WRITTEN REQUEST: Pull every line of the entries that has the word "icon".

EXCERPTED RECORDS:

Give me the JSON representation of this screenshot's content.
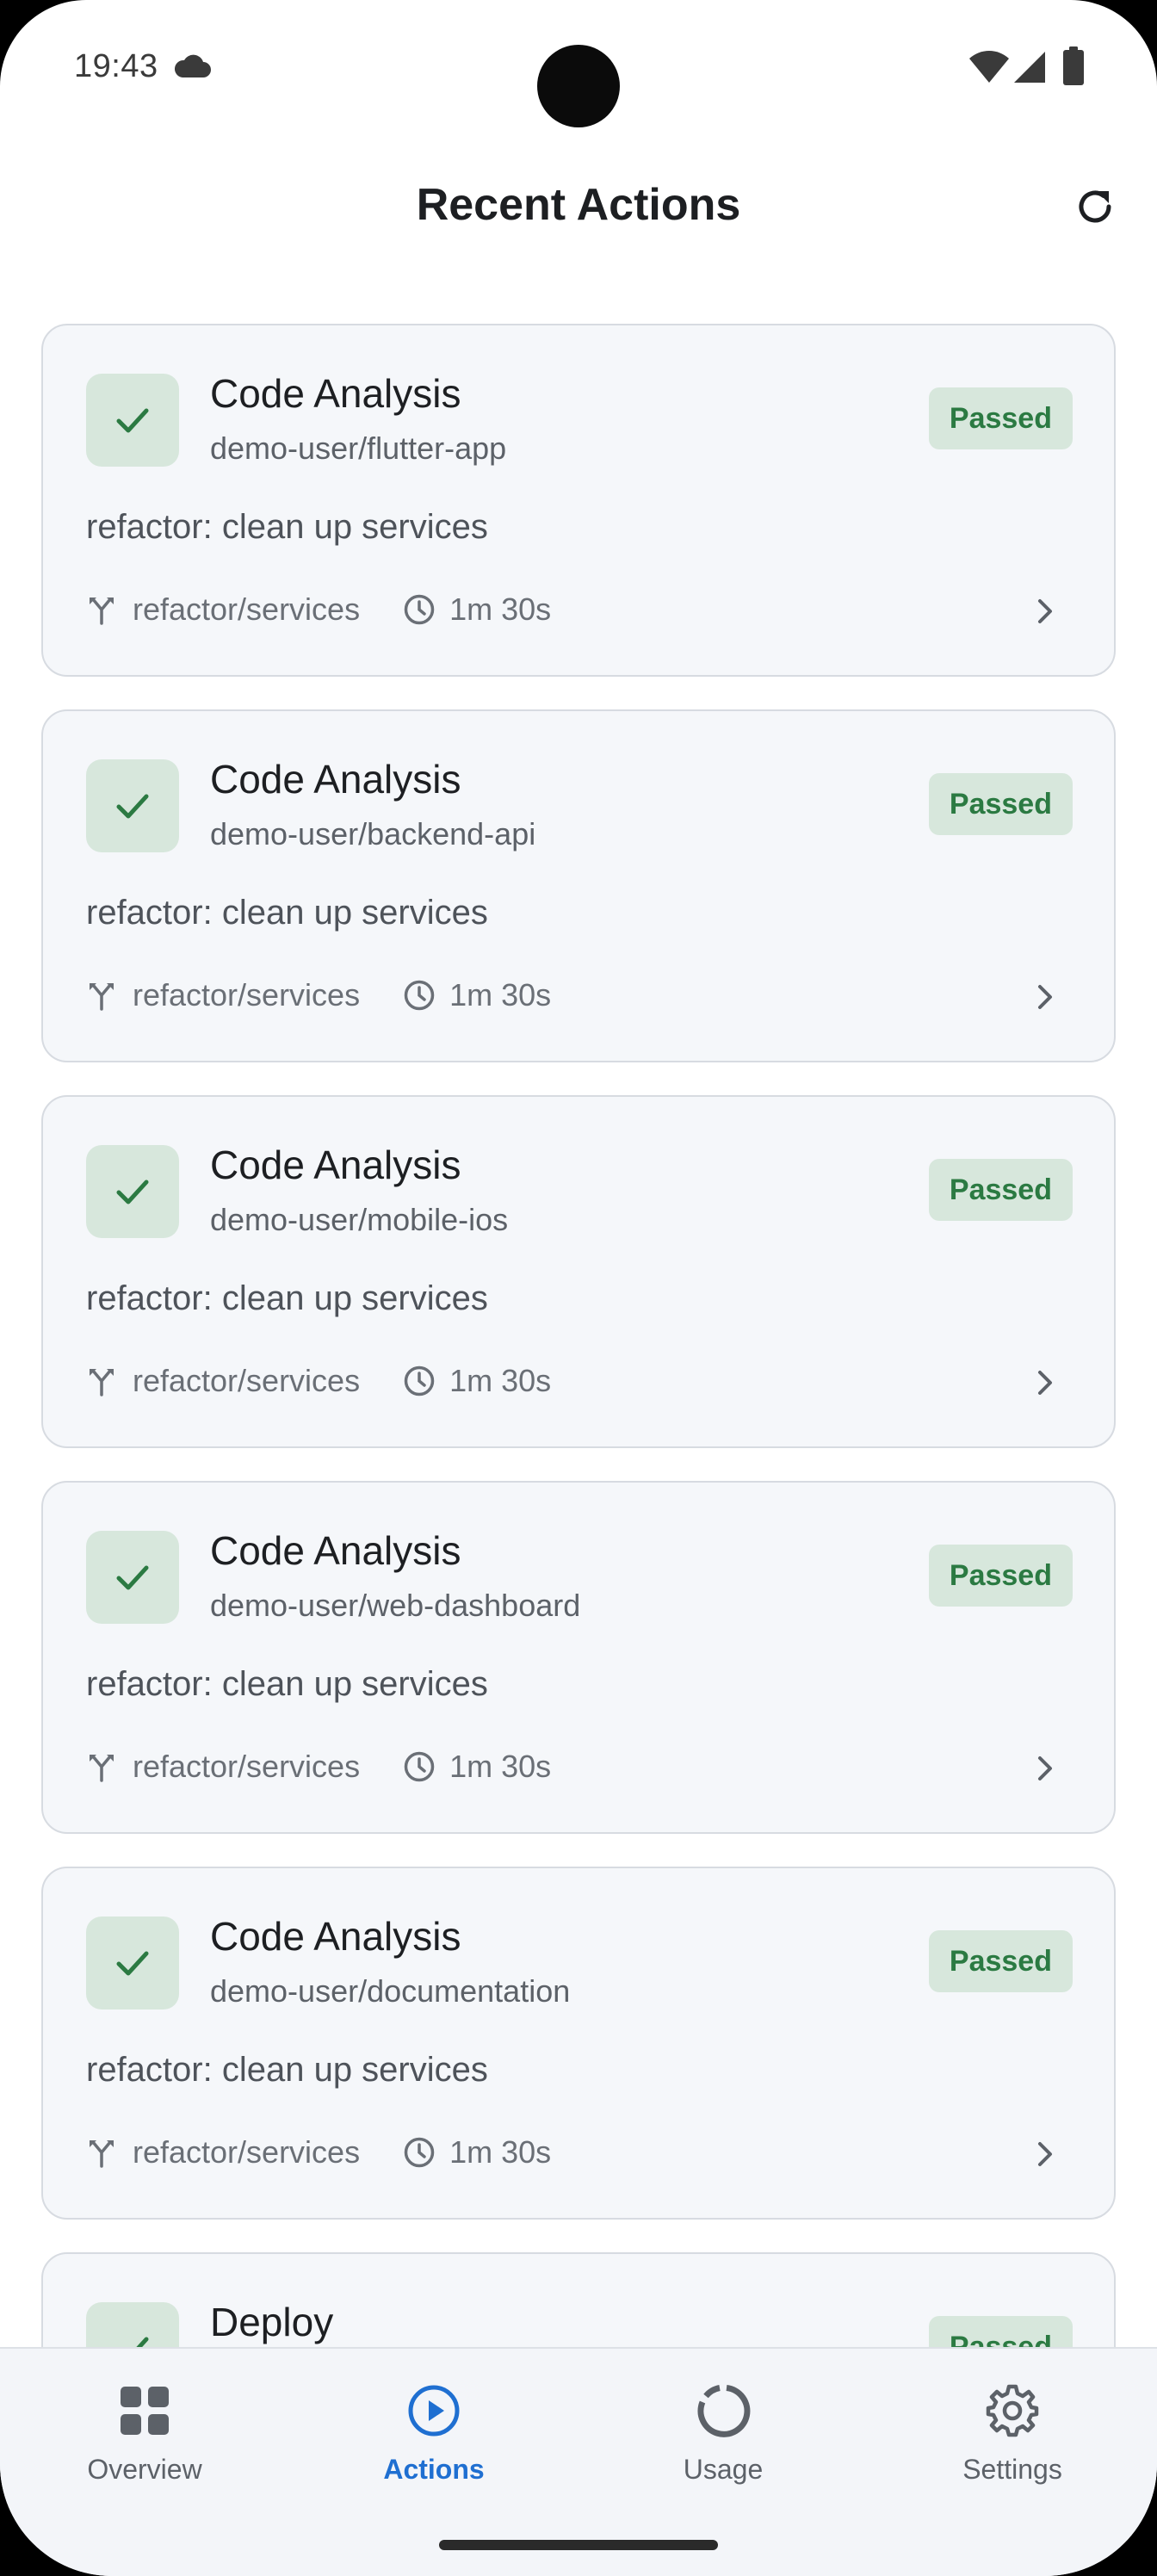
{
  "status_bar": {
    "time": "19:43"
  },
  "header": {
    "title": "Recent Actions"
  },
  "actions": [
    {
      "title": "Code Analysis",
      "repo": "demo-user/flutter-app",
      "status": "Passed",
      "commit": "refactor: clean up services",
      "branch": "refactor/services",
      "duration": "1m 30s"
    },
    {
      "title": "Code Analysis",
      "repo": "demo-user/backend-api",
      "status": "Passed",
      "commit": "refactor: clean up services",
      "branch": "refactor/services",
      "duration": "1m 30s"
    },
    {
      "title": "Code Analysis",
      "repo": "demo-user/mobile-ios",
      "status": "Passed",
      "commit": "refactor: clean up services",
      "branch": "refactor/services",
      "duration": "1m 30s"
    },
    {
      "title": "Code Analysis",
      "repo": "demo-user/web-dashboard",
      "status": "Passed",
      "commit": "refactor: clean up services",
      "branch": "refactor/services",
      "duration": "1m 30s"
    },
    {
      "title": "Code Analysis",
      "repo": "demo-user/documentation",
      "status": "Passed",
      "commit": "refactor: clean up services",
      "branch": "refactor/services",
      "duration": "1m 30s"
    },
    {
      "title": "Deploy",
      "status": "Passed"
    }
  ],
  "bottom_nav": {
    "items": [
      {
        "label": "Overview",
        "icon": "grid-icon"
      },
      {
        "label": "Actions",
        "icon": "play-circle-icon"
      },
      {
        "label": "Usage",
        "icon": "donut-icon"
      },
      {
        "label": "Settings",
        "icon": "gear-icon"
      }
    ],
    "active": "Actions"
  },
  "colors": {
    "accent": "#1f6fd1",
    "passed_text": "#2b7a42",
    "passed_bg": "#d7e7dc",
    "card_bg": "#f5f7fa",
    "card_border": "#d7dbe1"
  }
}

---

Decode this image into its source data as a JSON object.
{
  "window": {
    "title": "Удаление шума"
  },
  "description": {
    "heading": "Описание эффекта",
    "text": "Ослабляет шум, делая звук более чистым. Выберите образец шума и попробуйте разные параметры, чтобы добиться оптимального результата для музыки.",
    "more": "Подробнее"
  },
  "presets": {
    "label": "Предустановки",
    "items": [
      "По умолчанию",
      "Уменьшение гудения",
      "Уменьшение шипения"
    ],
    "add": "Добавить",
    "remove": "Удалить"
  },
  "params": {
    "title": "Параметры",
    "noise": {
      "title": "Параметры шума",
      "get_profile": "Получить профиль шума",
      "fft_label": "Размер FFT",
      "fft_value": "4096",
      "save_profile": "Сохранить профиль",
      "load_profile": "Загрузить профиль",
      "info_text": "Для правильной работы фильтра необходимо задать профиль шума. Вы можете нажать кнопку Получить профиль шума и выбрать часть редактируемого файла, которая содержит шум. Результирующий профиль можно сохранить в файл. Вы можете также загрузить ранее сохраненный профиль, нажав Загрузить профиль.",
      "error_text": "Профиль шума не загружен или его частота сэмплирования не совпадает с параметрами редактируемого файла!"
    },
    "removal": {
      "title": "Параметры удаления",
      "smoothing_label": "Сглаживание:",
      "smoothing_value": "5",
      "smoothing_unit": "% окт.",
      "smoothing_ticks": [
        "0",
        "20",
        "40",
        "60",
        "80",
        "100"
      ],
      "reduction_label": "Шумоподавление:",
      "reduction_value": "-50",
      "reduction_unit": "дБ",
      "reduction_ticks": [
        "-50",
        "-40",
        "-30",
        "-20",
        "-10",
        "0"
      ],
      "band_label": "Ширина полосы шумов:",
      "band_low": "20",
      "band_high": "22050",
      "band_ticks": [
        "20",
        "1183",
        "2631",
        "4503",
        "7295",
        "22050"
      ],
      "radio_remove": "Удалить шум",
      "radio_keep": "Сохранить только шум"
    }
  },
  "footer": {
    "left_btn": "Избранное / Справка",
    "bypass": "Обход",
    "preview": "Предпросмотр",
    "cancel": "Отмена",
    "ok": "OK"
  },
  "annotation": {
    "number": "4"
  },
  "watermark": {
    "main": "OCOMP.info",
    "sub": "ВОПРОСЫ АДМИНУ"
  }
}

PROBLEM SOLUTION:
        "icon": "grid-icon"
        "icon": "play-circle-icon"
        "icon": "donut-icon"
        "icon": "gear-icon"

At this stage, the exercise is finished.